* [AIM]
Lines containing the string "JSON" are to be counted; report only how many there are.

* [Figure record extracts]
========
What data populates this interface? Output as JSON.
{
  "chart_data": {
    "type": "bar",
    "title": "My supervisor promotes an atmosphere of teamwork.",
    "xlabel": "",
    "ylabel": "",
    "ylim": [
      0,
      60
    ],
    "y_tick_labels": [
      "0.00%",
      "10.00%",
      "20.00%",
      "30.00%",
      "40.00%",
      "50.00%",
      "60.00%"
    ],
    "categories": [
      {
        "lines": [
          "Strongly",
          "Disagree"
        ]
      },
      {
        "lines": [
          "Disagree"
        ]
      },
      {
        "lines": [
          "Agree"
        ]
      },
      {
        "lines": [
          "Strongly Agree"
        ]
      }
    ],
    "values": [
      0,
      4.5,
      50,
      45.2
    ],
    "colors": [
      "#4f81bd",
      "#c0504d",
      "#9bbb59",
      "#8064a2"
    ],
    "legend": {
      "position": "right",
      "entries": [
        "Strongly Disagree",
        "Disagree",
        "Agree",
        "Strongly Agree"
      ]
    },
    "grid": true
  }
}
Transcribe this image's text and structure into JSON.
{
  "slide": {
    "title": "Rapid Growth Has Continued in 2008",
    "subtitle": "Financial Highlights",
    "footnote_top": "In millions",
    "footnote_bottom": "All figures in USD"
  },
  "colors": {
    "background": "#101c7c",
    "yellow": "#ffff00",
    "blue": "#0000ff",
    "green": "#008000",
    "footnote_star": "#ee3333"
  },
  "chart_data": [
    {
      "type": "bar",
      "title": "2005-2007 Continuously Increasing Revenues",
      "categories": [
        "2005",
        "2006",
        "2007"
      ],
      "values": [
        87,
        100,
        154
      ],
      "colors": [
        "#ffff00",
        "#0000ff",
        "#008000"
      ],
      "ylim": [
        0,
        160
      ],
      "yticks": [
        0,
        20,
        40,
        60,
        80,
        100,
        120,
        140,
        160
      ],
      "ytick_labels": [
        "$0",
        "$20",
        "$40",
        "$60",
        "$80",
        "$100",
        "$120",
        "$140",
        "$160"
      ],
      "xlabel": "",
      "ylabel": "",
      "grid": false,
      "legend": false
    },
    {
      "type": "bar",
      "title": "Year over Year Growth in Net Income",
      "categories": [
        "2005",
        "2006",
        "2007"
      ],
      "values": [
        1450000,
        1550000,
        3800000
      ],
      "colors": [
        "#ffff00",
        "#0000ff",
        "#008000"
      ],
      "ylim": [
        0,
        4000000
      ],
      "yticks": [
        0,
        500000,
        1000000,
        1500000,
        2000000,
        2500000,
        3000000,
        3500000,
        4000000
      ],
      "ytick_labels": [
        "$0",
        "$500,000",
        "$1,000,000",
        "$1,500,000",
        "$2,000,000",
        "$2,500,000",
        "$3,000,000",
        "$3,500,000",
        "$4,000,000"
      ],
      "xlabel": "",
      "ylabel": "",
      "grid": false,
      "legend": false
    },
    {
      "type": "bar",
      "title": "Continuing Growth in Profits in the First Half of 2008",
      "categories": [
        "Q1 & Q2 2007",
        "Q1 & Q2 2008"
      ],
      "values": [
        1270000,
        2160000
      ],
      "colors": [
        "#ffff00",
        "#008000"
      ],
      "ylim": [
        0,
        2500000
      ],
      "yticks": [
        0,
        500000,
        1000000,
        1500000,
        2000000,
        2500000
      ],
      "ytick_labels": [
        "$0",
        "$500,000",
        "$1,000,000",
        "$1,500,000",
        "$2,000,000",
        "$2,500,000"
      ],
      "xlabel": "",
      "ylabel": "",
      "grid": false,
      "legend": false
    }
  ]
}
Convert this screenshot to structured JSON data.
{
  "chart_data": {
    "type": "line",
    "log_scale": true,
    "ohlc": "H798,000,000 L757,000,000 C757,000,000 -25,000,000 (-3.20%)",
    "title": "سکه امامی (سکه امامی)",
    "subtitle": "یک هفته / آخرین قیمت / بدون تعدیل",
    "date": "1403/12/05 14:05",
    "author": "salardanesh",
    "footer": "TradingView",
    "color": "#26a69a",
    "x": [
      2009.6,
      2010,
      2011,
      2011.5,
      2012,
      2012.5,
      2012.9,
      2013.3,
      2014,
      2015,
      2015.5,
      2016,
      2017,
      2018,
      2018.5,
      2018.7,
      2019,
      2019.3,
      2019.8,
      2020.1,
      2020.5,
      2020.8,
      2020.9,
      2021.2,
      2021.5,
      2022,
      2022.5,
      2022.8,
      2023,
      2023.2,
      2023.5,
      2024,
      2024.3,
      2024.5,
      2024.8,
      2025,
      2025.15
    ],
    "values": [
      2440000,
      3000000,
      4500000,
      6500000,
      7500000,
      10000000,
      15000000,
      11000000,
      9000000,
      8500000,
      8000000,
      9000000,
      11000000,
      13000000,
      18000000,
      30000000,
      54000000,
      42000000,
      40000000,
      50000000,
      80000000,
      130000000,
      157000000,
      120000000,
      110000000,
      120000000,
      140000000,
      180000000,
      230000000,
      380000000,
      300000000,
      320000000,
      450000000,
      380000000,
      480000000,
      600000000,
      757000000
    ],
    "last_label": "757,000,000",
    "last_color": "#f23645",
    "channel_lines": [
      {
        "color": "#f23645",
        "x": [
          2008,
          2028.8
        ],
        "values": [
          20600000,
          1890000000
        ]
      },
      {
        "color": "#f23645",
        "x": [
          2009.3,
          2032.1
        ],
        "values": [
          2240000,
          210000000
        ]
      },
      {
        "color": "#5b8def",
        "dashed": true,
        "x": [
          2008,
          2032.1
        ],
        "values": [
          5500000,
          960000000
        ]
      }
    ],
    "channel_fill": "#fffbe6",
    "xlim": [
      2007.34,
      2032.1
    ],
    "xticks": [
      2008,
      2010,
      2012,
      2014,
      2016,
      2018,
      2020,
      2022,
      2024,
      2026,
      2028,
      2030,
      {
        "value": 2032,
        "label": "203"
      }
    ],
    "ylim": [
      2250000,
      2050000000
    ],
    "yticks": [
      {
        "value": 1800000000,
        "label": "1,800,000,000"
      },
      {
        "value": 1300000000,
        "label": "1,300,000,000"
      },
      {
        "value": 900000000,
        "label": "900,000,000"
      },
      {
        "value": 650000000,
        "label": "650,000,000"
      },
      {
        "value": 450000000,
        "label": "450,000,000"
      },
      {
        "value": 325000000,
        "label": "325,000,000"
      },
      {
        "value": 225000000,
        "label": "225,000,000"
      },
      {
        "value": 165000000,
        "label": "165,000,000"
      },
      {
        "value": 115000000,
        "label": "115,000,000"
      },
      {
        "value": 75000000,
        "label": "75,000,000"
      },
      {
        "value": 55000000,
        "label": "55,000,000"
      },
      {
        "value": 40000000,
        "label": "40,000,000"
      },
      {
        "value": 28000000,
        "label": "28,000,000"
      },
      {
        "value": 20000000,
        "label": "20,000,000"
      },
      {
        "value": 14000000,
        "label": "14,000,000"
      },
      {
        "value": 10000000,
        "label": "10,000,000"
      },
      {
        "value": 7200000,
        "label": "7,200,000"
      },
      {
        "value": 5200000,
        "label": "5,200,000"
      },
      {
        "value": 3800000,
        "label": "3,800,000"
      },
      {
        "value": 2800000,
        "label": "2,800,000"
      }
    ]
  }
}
========
* [THE RESPONSE]
3